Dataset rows
----
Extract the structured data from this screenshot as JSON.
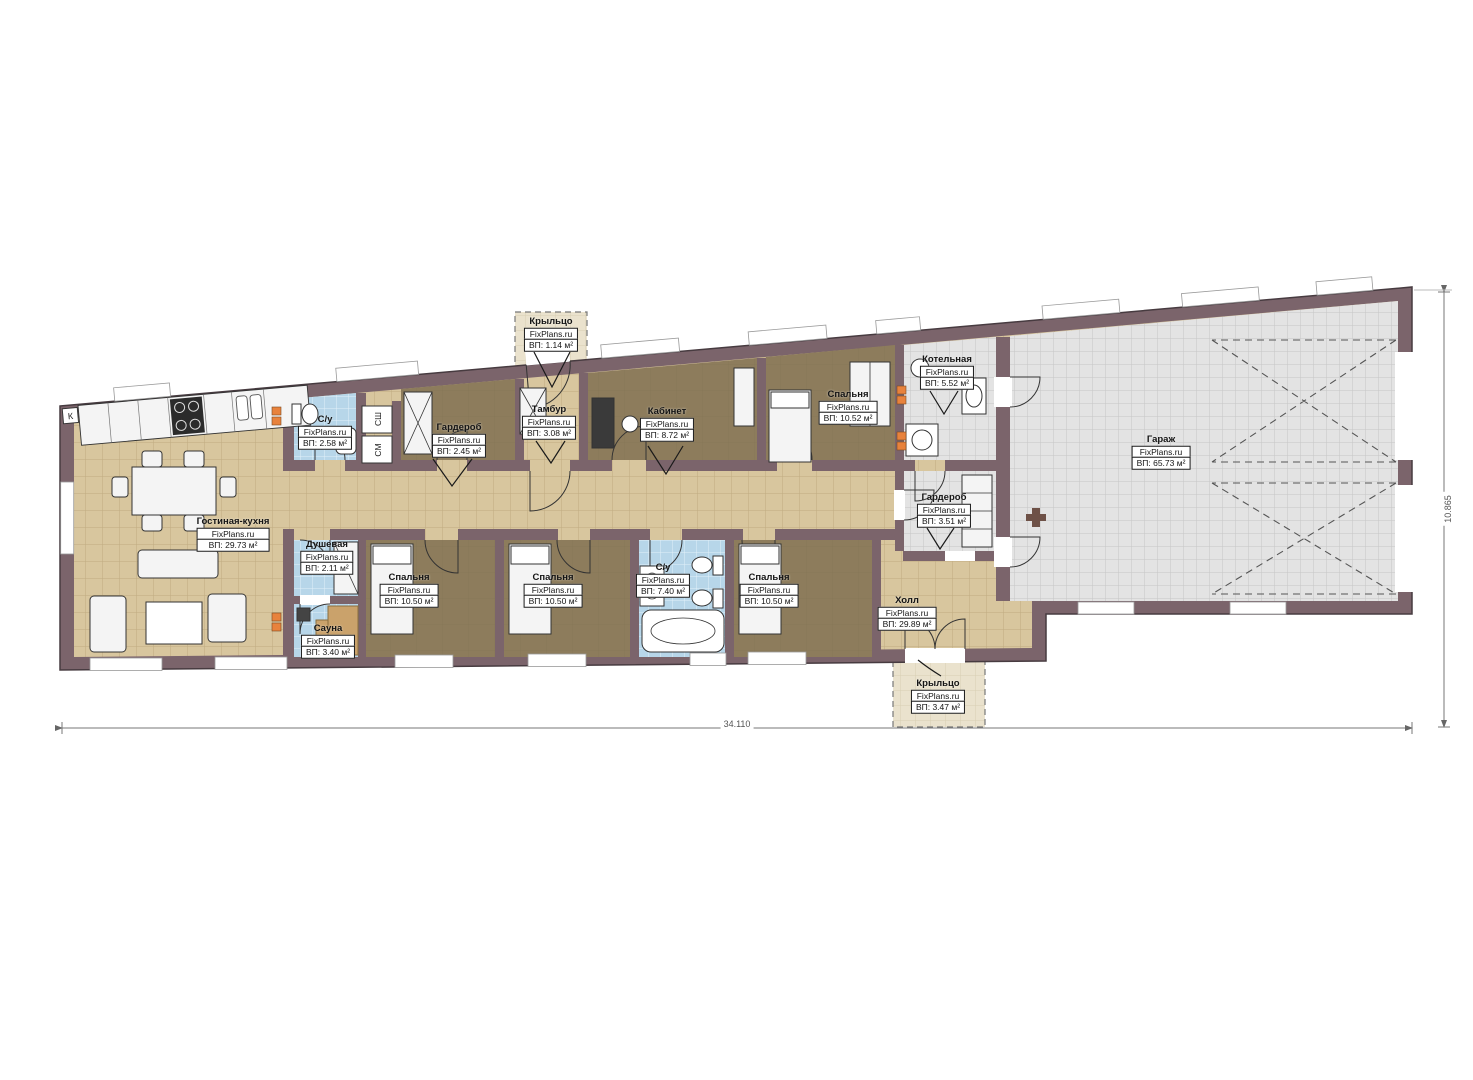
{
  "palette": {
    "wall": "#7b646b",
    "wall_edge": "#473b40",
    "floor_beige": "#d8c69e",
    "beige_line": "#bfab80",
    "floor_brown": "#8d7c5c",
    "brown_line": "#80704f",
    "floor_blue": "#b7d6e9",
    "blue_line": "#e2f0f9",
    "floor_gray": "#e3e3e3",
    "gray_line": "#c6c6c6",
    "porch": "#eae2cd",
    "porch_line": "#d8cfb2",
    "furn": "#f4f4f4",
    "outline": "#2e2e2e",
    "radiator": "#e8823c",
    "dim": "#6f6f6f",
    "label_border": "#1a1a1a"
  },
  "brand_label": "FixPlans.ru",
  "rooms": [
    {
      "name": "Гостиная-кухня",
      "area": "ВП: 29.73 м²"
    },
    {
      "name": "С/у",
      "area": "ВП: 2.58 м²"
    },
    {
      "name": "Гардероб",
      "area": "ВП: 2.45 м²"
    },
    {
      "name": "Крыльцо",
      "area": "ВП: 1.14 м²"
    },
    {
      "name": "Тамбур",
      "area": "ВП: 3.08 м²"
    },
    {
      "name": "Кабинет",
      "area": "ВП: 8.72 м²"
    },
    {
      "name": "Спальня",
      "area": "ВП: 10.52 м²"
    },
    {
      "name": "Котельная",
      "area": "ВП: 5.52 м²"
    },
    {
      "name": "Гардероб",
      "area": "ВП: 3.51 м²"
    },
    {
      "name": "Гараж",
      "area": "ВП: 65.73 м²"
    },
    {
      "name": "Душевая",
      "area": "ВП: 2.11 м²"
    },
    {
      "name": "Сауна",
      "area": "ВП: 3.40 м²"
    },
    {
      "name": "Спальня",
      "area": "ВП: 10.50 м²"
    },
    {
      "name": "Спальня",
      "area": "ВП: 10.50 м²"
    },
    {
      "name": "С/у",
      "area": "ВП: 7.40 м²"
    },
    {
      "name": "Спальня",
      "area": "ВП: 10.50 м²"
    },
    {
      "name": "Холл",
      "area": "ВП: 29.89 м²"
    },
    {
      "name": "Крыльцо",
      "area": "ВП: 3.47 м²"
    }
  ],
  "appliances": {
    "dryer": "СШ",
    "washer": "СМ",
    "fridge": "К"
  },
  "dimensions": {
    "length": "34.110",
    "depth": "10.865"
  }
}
----
Requirements:
Your copy of the data above should match it exactly, except that pictures are left out.

Correct response:
Extract the structured data from this screenshot as JSON.
{
  "palette": {
    "wall": "#7b646b",
    "wall_edge": "#473b40",
    "floor_beige": "#d8c69e",
    "beige_line": "#bfab80",
    "floor_brown": "#8d7c5c",
    "brown_line": "#80704f",
    "floor_blue": "#b7d6e9",
    "blue_line": "#e2f0f9",
    "floor_gray": "#e3e3e3",
    "gray_line": "#c6c6c6",
    "porch": "#eae2cd",
    "porch_line": "#d8cfb2",
    "furn": "#f4f4f4",
    "outline": "#2e2e2e",
    "radiator": "#e8823c",
    "dim": "#6f6f6f",
    "label_border": "#1a1a1a"
  },
  "brand_label": "FixPlans.ru",
  "rooms": [
    {
      "name": "Гостиная-кухня",
      "area": "ВП: 29.73 м²"
    },
    {
      "name": "С/у",
      "area": "ВП: 2.58 м²"
    },
    {
      "name": "Гардероб",
      "area": "ВП: 2.45 м²"
    },
    {
      "name": "Крыльцо",
      "area": "ВП: 1.14 м²"
    },
    {
      "name": "Тамбур",
      "area": "ВП: 3.08 м²"
    },
    {
      "name": "Кабинет",
      "area": "ВП: 8.72 м²"
    },
    {
      "name": "Спальня",
      "area": "ВП: 10.52 м²"
    },
    {
      "name": "Котельная",
      "area": "ВП: 5.52 м²"
    },
    {
      "name": "Гардероб",
      "area": "ВП: 3.51 м²"
    },
    {
      "name": "Гараж",
      "area": "ВП: 65.73 м²"
    },
    {
      "name": "Душевая",
      "area": "ВП: 2.11 м²"
    },
    {
      "name": "Сауна",
      "area": "ВП: 3.40 м²"
    },
    {
      "name": "Спальня",
      "area": "ВП: 10.50 м²"
    },
    {
      "name": "Спальня",
      "area": "ВП: 10.50 м²"
    },
    {
      "name": "С/у",
      "area": "ВП: 7.40 м²"
    },
    {
      "name": "Спальня",
      "area": "ВП: 10.50 м²"
    },
    {
      "name": "Холл",
      "area": "ВП: 29.89 м²"
    },
    {
      "name": "Крыльцо",
      "area": "ВП: 3.47 м²"
    }
  ],
  "appliances": {
    "dryer": "СШ",
    "washer": "СМ",
    "fridge": "К"
  },
  "dimensions": {
    "length": "34.110",
    "depth": "10.865"
  }
}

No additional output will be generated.